## What is needed
Locate the lines where "structured" occurs and copy them as they stand.

## Data entries

========

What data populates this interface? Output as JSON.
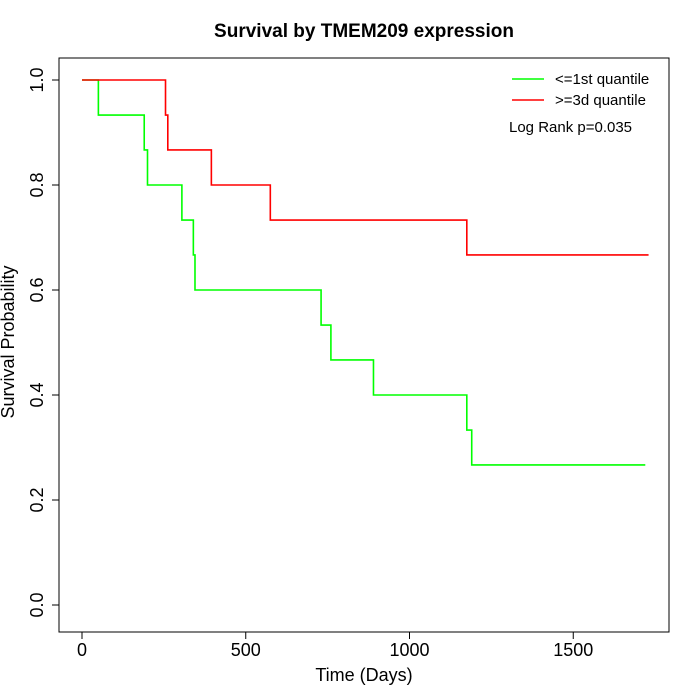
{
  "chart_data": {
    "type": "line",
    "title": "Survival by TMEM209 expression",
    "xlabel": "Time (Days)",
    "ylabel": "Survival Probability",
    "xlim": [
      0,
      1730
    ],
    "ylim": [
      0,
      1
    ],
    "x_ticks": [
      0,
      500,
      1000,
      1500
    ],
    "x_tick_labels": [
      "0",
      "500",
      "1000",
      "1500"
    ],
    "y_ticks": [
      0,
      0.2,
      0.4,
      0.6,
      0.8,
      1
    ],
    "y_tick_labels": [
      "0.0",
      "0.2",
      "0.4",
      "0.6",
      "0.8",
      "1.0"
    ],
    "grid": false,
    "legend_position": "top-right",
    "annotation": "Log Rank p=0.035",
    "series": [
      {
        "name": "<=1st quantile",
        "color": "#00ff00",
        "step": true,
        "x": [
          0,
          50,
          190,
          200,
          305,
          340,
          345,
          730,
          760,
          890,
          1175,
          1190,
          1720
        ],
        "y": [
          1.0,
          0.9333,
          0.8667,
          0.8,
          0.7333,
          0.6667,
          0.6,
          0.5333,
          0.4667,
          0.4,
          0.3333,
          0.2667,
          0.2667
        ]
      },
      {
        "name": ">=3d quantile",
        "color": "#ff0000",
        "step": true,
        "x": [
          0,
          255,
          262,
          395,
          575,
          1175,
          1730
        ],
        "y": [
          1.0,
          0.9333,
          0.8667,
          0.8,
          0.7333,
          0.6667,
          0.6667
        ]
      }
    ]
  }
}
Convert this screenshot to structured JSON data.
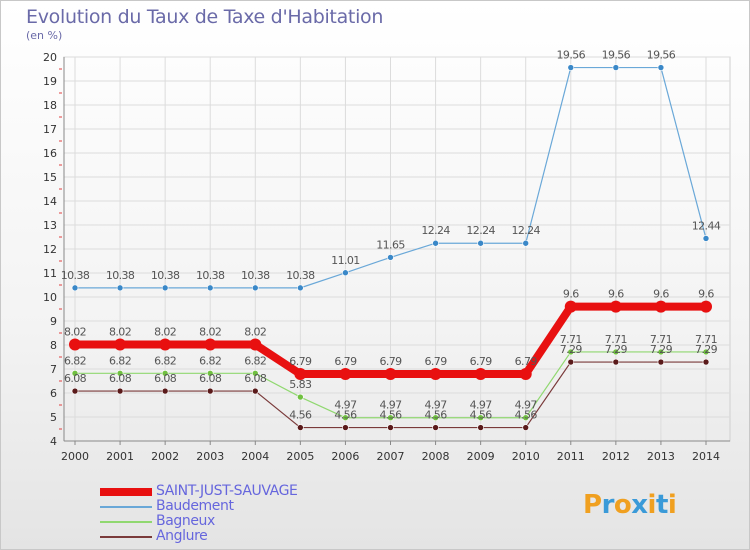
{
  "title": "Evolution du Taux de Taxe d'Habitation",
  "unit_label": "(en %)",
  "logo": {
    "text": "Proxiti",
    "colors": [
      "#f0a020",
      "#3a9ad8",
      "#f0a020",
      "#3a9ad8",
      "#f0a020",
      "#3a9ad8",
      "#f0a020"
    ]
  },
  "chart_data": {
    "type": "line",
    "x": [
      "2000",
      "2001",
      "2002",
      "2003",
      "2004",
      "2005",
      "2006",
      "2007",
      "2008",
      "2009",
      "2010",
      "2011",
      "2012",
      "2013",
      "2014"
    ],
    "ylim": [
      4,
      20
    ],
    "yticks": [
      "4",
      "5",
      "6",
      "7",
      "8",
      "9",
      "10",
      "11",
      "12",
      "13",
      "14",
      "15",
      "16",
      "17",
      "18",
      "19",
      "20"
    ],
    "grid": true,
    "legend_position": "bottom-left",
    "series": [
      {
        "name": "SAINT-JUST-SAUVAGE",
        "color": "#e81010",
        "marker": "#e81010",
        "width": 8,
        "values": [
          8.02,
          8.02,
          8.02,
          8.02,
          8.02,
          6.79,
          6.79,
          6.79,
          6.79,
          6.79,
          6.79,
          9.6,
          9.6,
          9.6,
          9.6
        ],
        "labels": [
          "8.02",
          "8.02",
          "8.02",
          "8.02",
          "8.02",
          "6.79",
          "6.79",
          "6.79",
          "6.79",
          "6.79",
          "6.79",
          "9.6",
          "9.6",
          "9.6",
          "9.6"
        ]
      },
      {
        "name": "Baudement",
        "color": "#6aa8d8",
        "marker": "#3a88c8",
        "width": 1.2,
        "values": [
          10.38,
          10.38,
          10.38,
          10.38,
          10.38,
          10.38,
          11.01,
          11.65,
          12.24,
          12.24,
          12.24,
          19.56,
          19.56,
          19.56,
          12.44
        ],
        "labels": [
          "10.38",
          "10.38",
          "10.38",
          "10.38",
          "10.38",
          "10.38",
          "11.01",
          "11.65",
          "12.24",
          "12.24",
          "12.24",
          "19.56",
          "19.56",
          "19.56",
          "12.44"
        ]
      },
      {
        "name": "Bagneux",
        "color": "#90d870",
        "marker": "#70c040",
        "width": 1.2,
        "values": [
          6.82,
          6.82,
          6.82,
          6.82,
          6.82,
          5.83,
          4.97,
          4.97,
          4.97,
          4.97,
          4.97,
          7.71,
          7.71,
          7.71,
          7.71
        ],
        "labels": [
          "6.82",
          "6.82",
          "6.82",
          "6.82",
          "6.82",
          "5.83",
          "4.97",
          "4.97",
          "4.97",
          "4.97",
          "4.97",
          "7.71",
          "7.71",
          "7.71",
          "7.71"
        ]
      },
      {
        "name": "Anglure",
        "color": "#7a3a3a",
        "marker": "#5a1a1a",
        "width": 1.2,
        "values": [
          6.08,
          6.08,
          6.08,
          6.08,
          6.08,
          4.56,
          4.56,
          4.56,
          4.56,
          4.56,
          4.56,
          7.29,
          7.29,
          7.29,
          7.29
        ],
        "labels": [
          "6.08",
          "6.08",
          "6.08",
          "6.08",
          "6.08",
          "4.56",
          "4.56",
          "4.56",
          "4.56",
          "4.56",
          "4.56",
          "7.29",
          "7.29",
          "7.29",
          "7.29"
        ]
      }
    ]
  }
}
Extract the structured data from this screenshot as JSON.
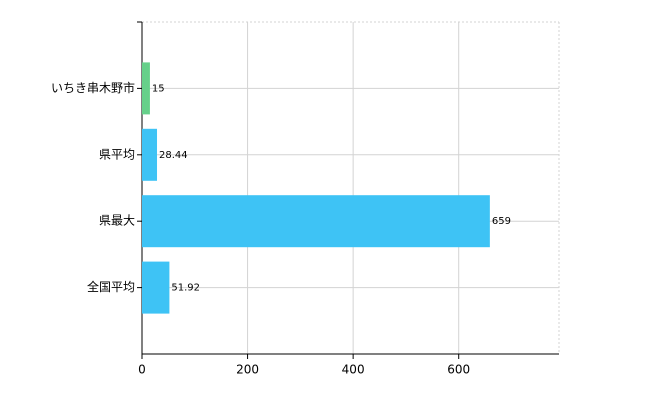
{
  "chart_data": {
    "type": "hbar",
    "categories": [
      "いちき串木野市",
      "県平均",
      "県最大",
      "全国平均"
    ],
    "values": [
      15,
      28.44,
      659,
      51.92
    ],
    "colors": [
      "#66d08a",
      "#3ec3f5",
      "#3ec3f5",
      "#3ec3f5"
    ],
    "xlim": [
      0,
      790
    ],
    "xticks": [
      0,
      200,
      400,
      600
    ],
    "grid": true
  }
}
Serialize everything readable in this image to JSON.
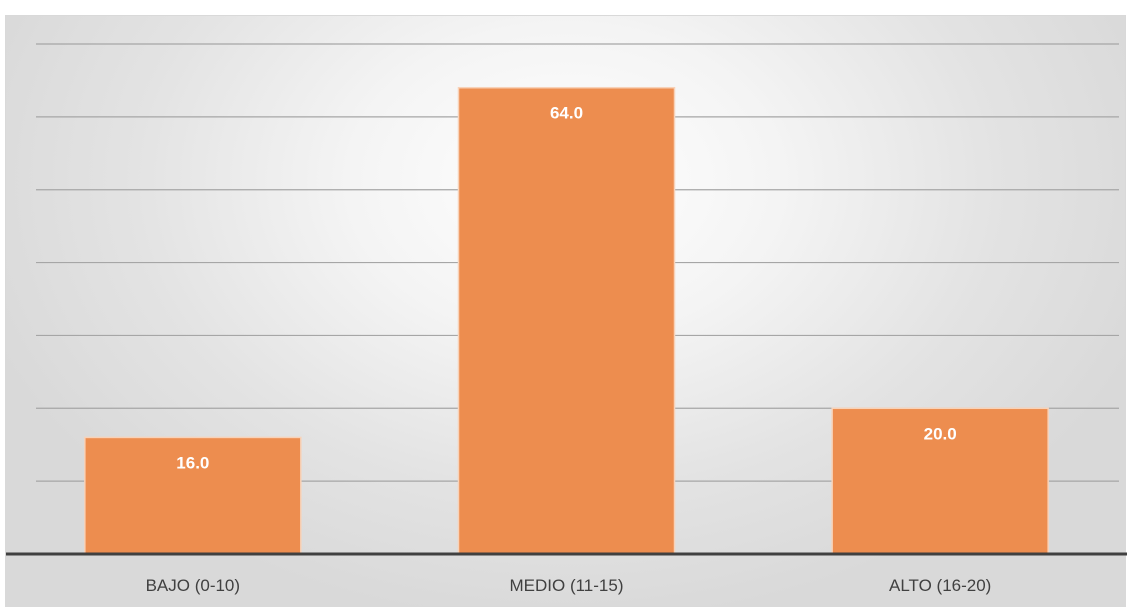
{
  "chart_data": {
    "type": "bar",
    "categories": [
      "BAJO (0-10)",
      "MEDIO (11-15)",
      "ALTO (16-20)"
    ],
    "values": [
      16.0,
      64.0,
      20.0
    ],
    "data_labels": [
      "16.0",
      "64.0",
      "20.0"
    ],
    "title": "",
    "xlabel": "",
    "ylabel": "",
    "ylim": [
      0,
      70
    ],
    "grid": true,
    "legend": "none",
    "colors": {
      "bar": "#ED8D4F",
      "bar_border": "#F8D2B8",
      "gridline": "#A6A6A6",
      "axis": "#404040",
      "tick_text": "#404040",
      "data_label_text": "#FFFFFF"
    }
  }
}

========

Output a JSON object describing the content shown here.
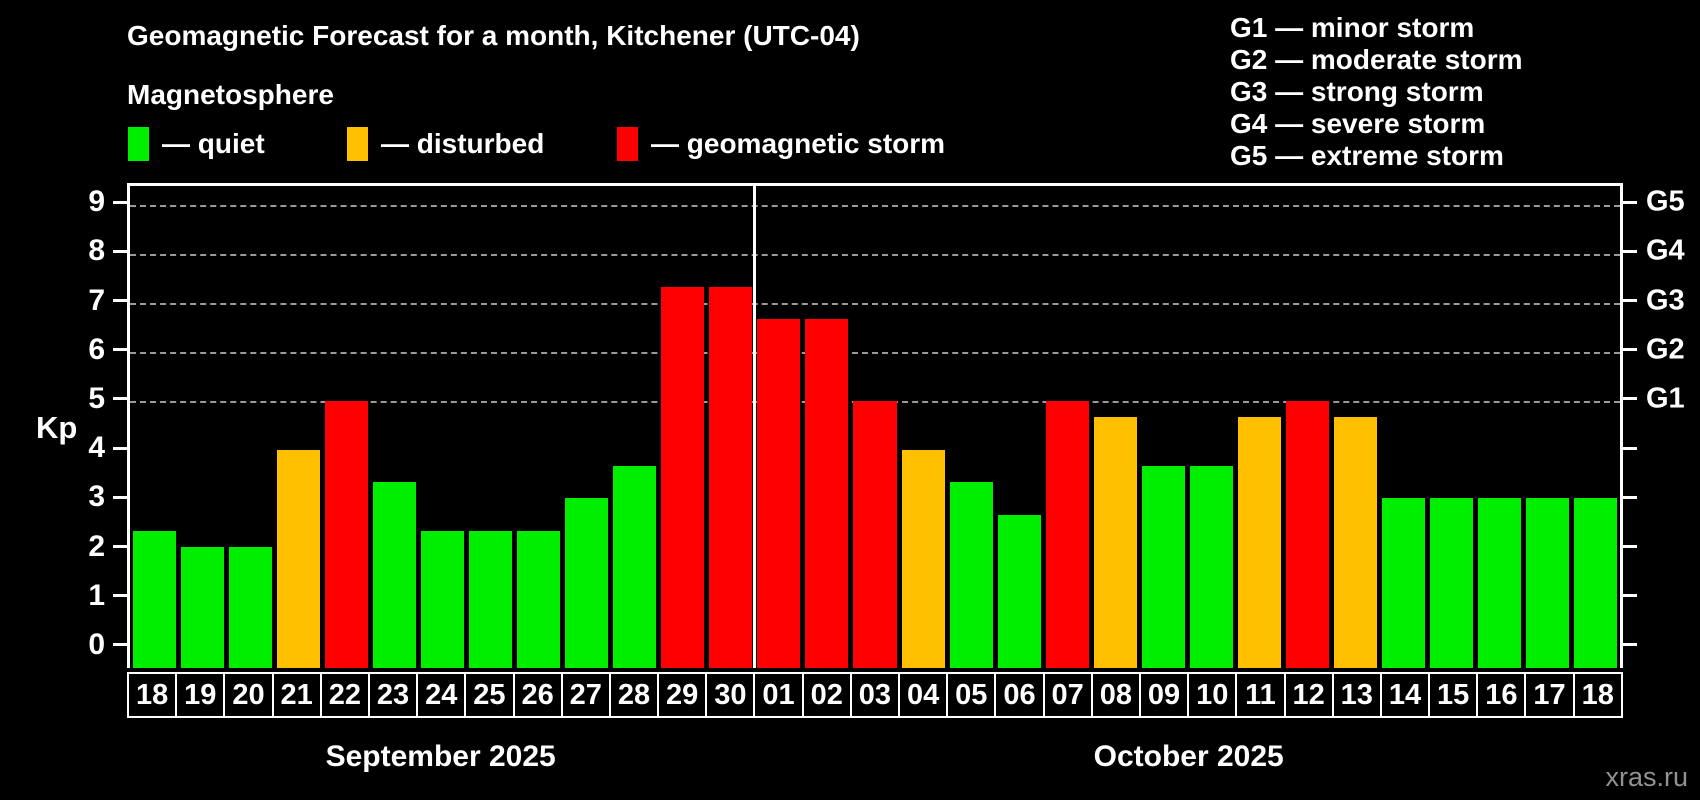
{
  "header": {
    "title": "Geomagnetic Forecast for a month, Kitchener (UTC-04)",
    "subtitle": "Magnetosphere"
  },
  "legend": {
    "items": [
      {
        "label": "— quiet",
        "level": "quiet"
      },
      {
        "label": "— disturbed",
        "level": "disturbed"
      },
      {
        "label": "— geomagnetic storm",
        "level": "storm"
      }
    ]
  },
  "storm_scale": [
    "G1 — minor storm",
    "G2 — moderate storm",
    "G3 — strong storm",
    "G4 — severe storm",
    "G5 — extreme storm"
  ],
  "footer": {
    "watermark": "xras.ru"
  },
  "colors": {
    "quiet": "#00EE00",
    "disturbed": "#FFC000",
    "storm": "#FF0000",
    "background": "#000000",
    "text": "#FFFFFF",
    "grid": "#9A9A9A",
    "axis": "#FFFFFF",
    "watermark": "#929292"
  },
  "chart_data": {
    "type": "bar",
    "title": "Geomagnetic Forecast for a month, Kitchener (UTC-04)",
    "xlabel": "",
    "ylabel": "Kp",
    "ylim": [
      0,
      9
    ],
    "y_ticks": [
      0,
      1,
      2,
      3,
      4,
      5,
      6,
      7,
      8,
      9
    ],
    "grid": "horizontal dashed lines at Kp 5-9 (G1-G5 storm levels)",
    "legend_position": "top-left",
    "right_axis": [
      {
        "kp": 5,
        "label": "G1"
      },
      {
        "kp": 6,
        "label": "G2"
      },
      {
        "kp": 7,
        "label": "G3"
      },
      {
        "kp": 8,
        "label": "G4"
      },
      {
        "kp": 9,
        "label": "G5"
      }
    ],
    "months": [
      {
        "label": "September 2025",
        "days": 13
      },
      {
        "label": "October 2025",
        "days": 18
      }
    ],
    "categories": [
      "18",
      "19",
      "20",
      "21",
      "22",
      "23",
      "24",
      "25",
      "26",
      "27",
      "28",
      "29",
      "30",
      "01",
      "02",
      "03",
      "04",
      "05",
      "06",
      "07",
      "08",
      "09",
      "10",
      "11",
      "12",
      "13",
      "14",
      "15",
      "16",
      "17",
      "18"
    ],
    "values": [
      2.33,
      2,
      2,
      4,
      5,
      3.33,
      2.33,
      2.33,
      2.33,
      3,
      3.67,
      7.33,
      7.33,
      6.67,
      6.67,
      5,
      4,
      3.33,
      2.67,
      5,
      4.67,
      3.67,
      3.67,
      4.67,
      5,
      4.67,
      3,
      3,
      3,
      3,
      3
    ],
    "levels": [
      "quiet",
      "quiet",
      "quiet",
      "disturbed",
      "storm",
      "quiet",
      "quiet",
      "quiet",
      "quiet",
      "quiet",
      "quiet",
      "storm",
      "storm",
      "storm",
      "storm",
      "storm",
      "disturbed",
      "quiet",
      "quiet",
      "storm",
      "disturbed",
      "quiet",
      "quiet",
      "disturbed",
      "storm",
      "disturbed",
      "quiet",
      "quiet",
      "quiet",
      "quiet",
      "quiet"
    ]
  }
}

========

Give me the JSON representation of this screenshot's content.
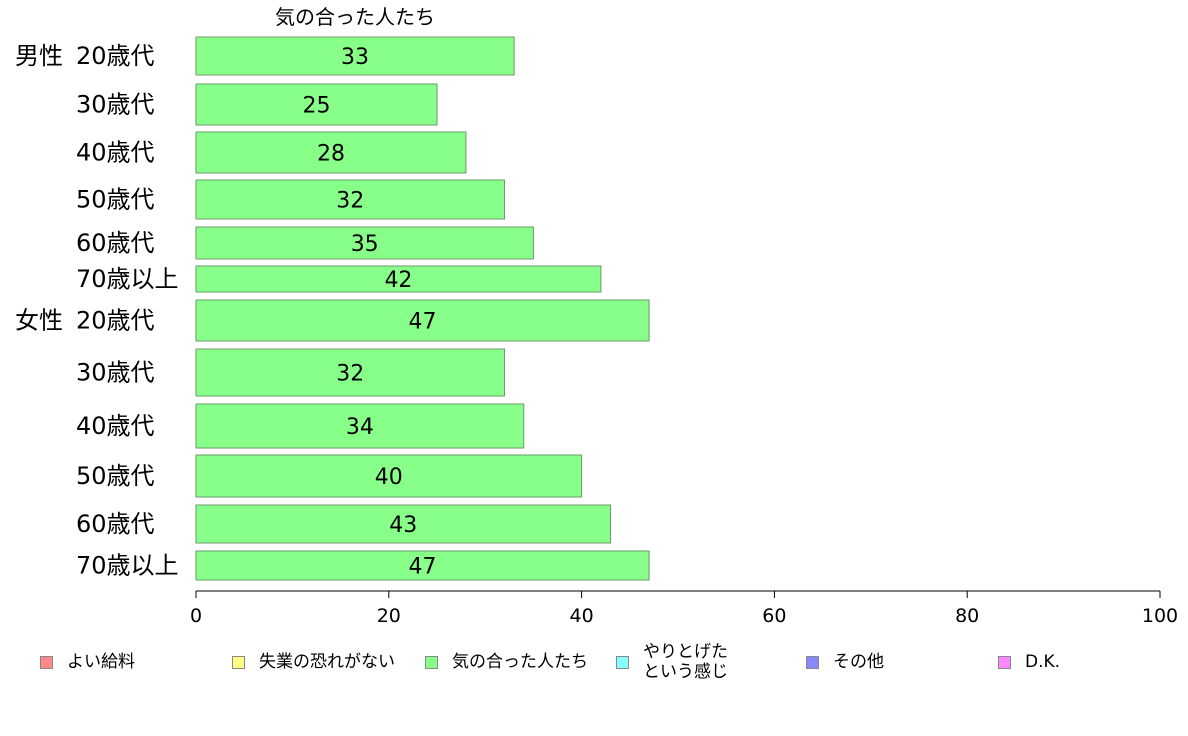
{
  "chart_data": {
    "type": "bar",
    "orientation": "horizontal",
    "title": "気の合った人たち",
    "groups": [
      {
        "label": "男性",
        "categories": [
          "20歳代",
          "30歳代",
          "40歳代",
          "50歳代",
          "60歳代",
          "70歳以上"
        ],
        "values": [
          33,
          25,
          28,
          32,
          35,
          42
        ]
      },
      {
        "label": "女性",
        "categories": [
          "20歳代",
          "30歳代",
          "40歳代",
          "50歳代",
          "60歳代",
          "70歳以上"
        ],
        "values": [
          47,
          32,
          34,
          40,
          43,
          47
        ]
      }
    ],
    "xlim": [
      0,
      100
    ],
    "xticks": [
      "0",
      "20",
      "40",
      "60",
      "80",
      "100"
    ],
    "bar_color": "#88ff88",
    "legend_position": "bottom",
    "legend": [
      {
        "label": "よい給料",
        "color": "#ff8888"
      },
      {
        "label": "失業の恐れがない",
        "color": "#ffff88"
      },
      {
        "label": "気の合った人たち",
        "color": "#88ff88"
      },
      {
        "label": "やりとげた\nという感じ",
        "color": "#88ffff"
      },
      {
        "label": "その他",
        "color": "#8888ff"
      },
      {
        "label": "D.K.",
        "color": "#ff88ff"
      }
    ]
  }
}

========

## The response
Convert this screenshot to structured JSON data.
Extract the structured data from this screenshot as JSON.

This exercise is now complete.